'''

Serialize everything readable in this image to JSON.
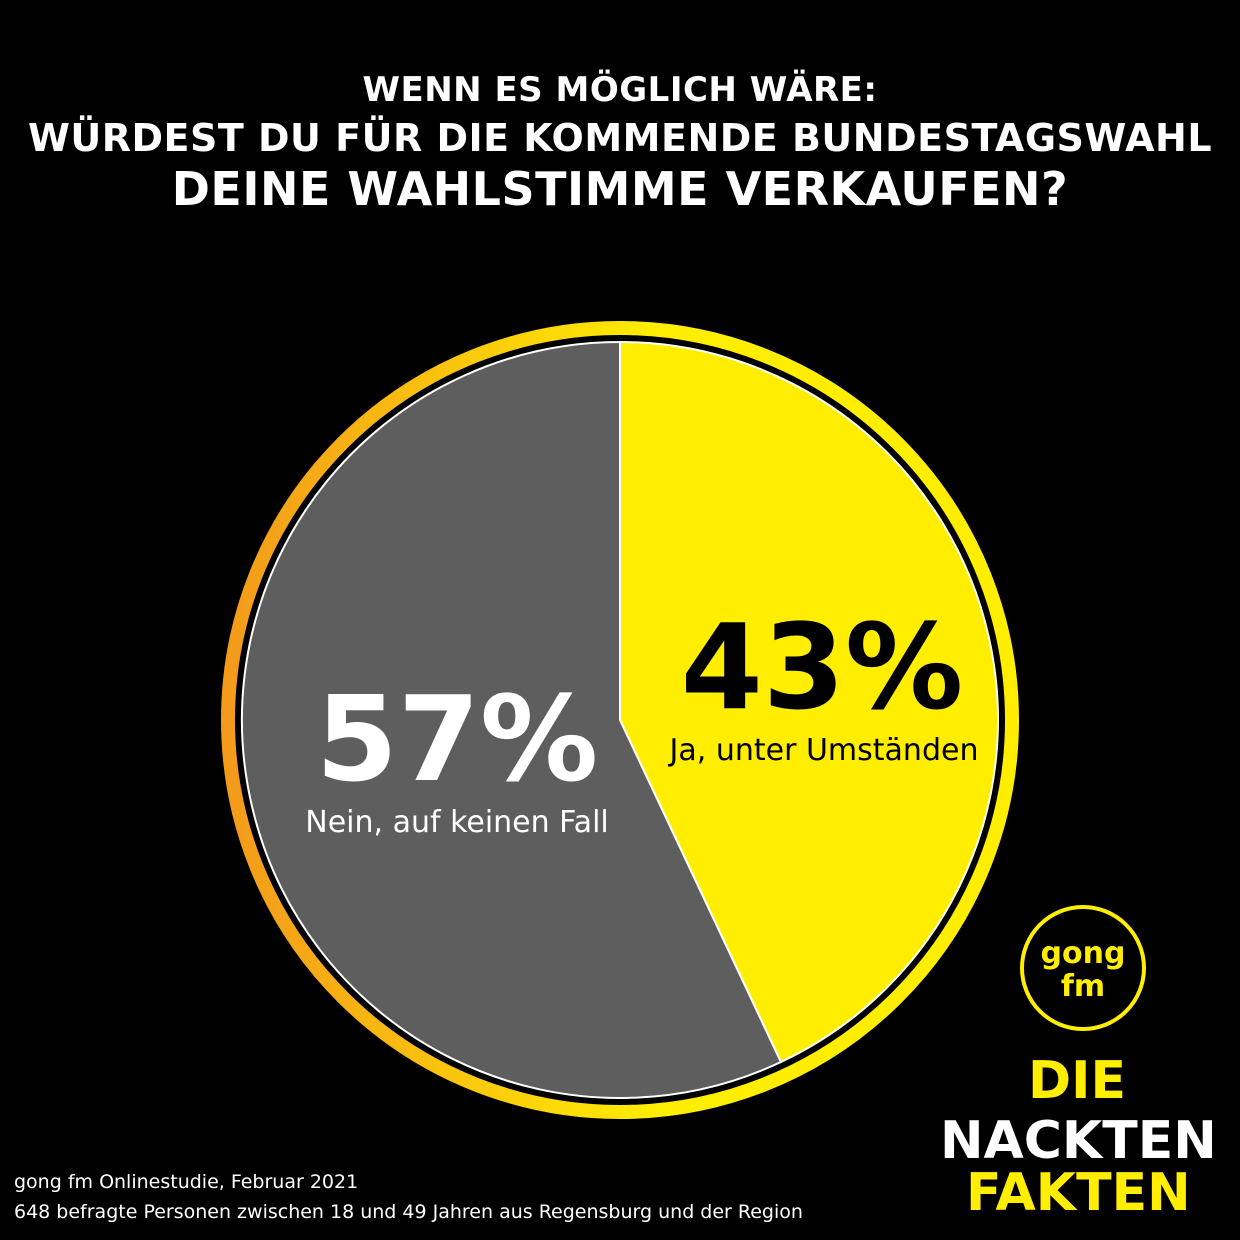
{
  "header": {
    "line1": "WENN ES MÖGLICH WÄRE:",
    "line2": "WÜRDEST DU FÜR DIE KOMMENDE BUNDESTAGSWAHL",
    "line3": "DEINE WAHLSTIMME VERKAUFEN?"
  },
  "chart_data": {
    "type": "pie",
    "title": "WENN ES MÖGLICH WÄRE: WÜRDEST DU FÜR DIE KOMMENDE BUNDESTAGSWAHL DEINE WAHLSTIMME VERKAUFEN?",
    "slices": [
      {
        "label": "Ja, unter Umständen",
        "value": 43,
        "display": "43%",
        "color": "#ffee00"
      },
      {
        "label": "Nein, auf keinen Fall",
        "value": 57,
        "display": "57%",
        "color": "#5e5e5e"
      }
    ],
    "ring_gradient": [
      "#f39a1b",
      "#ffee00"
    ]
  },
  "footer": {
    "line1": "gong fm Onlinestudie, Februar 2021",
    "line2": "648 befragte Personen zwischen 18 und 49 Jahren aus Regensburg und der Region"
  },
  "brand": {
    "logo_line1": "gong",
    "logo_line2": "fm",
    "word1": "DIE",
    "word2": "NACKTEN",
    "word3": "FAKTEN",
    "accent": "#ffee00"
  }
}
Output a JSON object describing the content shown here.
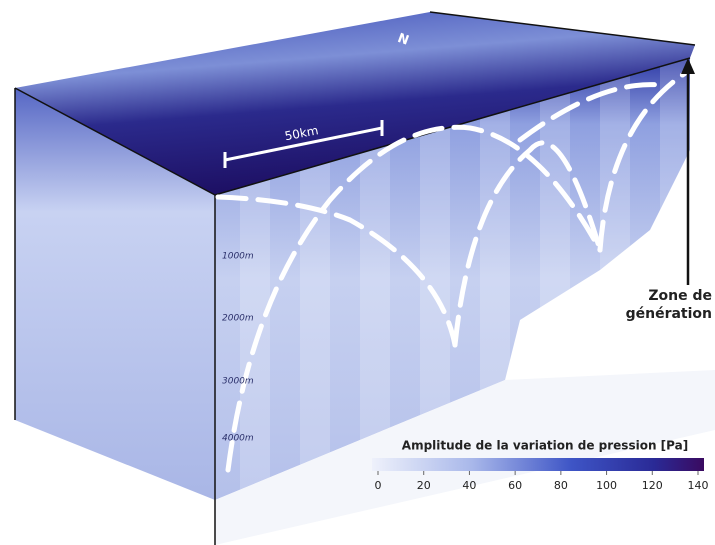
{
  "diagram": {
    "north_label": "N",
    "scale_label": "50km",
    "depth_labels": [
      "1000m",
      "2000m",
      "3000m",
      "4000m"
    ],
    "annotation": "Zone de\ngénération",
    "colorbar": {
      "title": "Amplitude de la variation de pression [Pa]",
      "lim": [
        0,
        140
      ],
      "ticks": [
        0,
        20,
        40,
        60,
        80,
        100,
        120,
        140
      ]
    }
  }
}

'''

#### [Aim]
Look through the entries and find each line that has the string "JSON". Copy those lines.

#### [The output]
Serialize everything readable in this image to JSON.
Output a JSON object describing the content shown here.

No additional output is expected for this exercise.